■ What the task requires
Only a number is wanted. Count the lines holding the string "cross".
** start of Entries shown **
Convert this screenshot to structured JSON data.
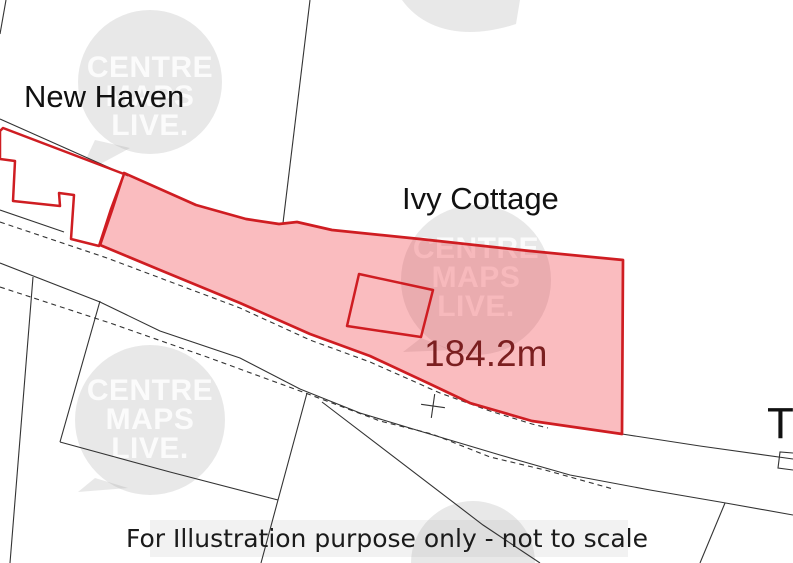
{
  "labels": {
    "new_haven": "New Haven",
    "ivy_cottage": "Ivy Cottage",
    "measurement": "184.2m",
    "t_label": "T",
    "disclaimer": "For Illustration purpose only - not to scale"
  },
  "watermark_lines": [
    "CENTRE",
    "MAPS",
    "LIVE."
  ],
  "colors": {
    "background": "#ffffff",
    "parcel_line": "#333333",
    "plot_stroke": "#cf1d22",
    "plot_fill": "rgba(237,32,42,0.30)",
    "measurement_text": "#7b1f20",
    "label_text": "#111111",
    "disclaimer_text": "#1b1b1b",
    "disclaimer_band": "rgba(0,0,0,0.05)",
    "watermark_bubble": "rgba(150,150,150,0.22)",
    "watermark_text": "rgba(255,255,255,0.82)"
  },
  "canvas": {
    "width": 793,
    "height": 563
  },
  "geometry": {
    "disclaimer_band": {
      "x": 150,
      "y": 520,
      "w": 478,
      "h": 37
    },
    "watermarks": [
      {
        "name": "watermark-bubble-topleft",
        "cx": 150,
        "cy": 82,
        "r": 72,
        "tail": [
          [
            95,
            140
          ],
          [
            78,
            176
          ],
          [
            130,
            148
          ]
        ],
        "text_cy": 69,
        "line_h": 29,
        "has_text": true
      },
      {
        "name": "watermark-bubble-center",
        "cx": 476,
        "cy": 280,
        "r": 75,
        "tail": [
          [
            421,
            338
          ],
          [
            403,
            352
          ],
          [
            452,
            350
          ]
        ],
        "text_cy": 250,
        "line_h": 29,
        "has_text": true
      },
      {
        "name": "watermark-bubble-bottomleft",
        "cx": 150,
        "cy": 420,
        "r": 75,
        "tail": [
          [
            95,
            478
          ],
          [
            78,
            492
          ],
          [
            128,
            488
          ]
        ],
        "text_cy": 392,
        "line_h": 29,
        "has_text": true
      }
    ],
    "watermark_partials": [
      {
        "name": "watermark-blob-top",
        "path": "M402,0 C425,32 468,40 516,24 L520,0 Z"
      },
      {
        "name": "watermark-blob-bottom",
        "path": "M411,563 A62,62 0 0 1 535,563 Z"
      }
    ],
    "black_lines": [
      {
        "name": "parcel-line-top-left-corner",
        "points": [
          [
            6,
            0
          ],
          [
            0,
            34
          ]
        ]
      },
      {
        "name": "parcel-line-top",
        "points": [
          [
            310,
            0
          ],
          [
            283,
            223
          ]
        ]
      },
      {
        "name": "parcel-line-above-building",
        "points": [
          [
            0,
            119
          ],
          [
            128,
            176
          ]
        ]
      },
      {
        "name": "road-upper-edge-left",
        "points": [
          [
            0,
            210
          ],
          [
            64,
            232
          ]
        ]
      },
      {
        "name": "road-lower-edge",
        "points": [
          [
            0,
            263
          ],
          [
            100,
            302
          ],
          [
            160,
            331
          ],
          [
            240,
            358
          ],
          [
            300,
            389
          ],
          [
            360,
            413
          ],
          [
            423,
            432
          ],
          [
            500,
            455
          ],
          [
            570,
            475
          ],
          [
            650,
            490
          ],
          [
            720,
            502
          ],
          [
            793,
            515
          ]
        ]
      },
      {
        "name": "road-upper-edge-right",
        "points": [
          [
            622,
            434
          ],
          [
            700,
            446
          ],
          [
            793,
            459
          ]
        ]
      },
      {
        "name": "parcel-branch-right",
        "points": [
          [
            725,
            503
          ],
          [
            700,
            563
          ]
        ]
      },
      {
        "name": "parcel-line-far-left",
        "points": [
          [
            33,
            277
          ],
          [
            10,
            563
          ]
        ]
      },
      {
        "name": "parcel-quad-left-edge",
        "points": [
          [
            100,
            301
          ],
          [
            60,
            442
          ]
        ]
      },
      {
        "name": "parcel-quad-bottom-edge",
        "points": [
          [
            60,
            442
          ],
          [
            170,
            472
          ],
          [
            278,
            500
          ]
        ]
      },
      {
        "name": "parcel-quad-right-edge",
        "points": [
          [
            307,
            393
          ],
          [
            278,
            500
          ],
          [
            261,
            563
          ]
        ]
      },
      {
        "name": "parcel-branch-center",
        "points": [
          [
            322,
            402
          ],
          [
            483,
            525
          ],
          [
            540,
            563
          ]
        ]
      },
      {
        "name": "survey-cross-arm-a",
        "points": [
          [
            421.1,
            404.3
          ],
          [
            444.9,
            407.7
          ]
        ]
      },
      {
        "name": "survey-cross-arm-b",
        "points": [
          [
            434.7,
            394.1
          ],
          [
            431.3,
            417.9
          ]
        ]
      },
      {
        "name": "small-building-right-edge",
        "points": [
          [
            793,
            453
          ],
          [
            780,
            452
          ],
          [
            778,
            468
          ],
          [
            793,
            470
          ]
        ]
      }
    ],
    "dashed_lines": [
      {
        "name": "road-dashed-upper",
        "points": [
          [
            0,
            222
          ],
          [
            107,
            258
          ],
          [
            240,
            308
          ],
          [
            310,
            340
          ],
          [
            370,
            362
          ],
          [
            440,
            393
          ],
          [
            490,
            411
          ],
          [
            532,
            424
          ],
          [
            548,
            428
          ]
        ]
      },
      {
        "name": "road-dashed-lower",
        "points": [
          [
            0,
            287
          ],
          [
            110,
            323
          ],
          [
            207,
            357
          ],
          [
            300,
            391
          ],
          [
            380,
            421
          ],
          [
            432,
            434
          ],
          [
            490,
            457
          ],
          [
            545,
            470
          ],
          [
            613,
            489
          ]
        ]
      }
    ],
    "plot_polygon": {
      "name": "highlighted-plot-boundary",
      "points": [
        [
          124,
          173
        ],
        [
          196,
          205
        ],
        [
          246,
          219
        ],
        [
          279,
          224
        ],
        [
          297,
          222
        ],
        [
          332,
          230
        ],
        [
          420,
          239
        ],
        [
          530,
          251
        ],
        [
          623,
          260
        ],
        [
          622,
          434
        ],
        [
          532,
          421
        ],
        [
          470,
          403
        ],
        [
          430,
          384
        ],
        [
          370,
          356
        ],
        [
          310,
          334
        ],
        [
          240,
          303
        ],
        [
          160,
          270
        ],
        [
          100,
          245
        ],
        [
          112,
          210
        ]
      ]
    },
    "building_polygon": {
      "name": "new-haven-building-outline",
      "points": [
        [
          0,
          131
        ],
        [
          3,
          128
        ],
        [
          124,
          174
        ],
        [
          111,
          209
        ],
        [
          99,
          246
        ],
        [
          71,
          239
        ],
        [
          74,
          195
        ],
        [
          59,
          193
        ],
        [
          60,
          206
        ],
        [
          13,
          201
        ],
        [
          15,
          161
        ],
        [
          0,
          159
        ]
      ]
    },
    "inner_building": {
      "name": "plot-building-outline",
      "points": [
        [
          359,
          274
        ],
        [
          433,
          290
        ],
        [
          421,
          337
        ],
        [
          347,
          326
        ]
      ]
    },
    "texts": [
      {
        "name": "label-new-haven",
        "bind": "labels.new_haven",
        "x": 24,
        "y": 107,
        "size": 31,
        "color": "#111111",
        "font": "sans",
        "anchor": "start",
        "bold": false
      },
      {
        "name": "label-ivy-cottage",
        "bind": "labels.ivy_cottage",
        "x": 402,
        "y": 209,
        "size": 31,
        "color": "#111111",
        "font": "sans",
        "anchor": "start",
        "bold": false
      },
      {
        "name": "label-t-partial",
        "bind": "labels.t_label",
        "x": 767,
        "y": 438,
        "size": 44,
        "color": "#111111",
        "font": "sans",
        "anchor": "start",
        "bold": false
      },
      {
        "name": "label-measurement",
        "bind": "labels.measurement",
        "x": 424,
        "y": 366,
        "size": 37,
        "color": "#7b1f20",
        "font": "sans",
        "anchor": "start",
        "bold": false
      },
      {
        "name": "label-disclaimer",
        "bind": "labels.disclaimer",
        "x": 387,
        "y": 547,
        "size": 25,
        "color": "#1b1b1b",
        "font": "dejavu",
        "anchor": "middle",
        "bold": false
      }
    ]
  }
}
** end of Entries shown **
■ Written solution
2